Requirement | Report, as a bare number, how many lines of the material below contain the word "TENTANG".

Collected data
************

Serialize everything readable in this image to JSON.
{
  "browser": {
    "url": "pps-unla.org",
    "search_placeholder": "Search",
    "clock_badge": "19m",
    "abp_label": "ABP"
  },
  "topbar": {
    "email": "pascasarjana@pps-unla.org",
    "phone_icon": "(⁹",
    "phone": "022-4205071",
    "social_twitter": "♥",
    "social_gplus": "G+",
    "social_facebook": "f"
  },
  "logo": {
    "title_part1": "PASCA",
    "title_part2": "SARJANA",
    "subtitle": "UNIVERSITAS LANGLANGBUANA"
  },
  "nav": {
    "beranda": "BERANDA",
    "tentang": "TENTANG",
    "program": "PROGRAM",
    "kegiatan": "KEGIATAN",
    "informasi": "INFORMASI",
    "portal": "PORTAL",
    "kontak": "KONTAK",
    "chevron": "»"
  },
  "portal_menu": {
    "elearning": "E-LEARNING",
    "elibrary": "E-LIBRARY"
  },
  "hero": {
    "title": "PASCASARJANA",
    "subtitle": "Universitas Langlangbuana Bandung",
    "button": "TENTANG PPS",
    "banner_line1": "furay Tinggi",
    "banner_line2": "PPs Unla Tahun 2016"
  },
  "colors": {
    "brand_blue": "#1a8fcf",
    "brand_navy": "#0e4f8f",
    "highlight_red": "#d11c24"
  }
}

************

Result for this exercise | 2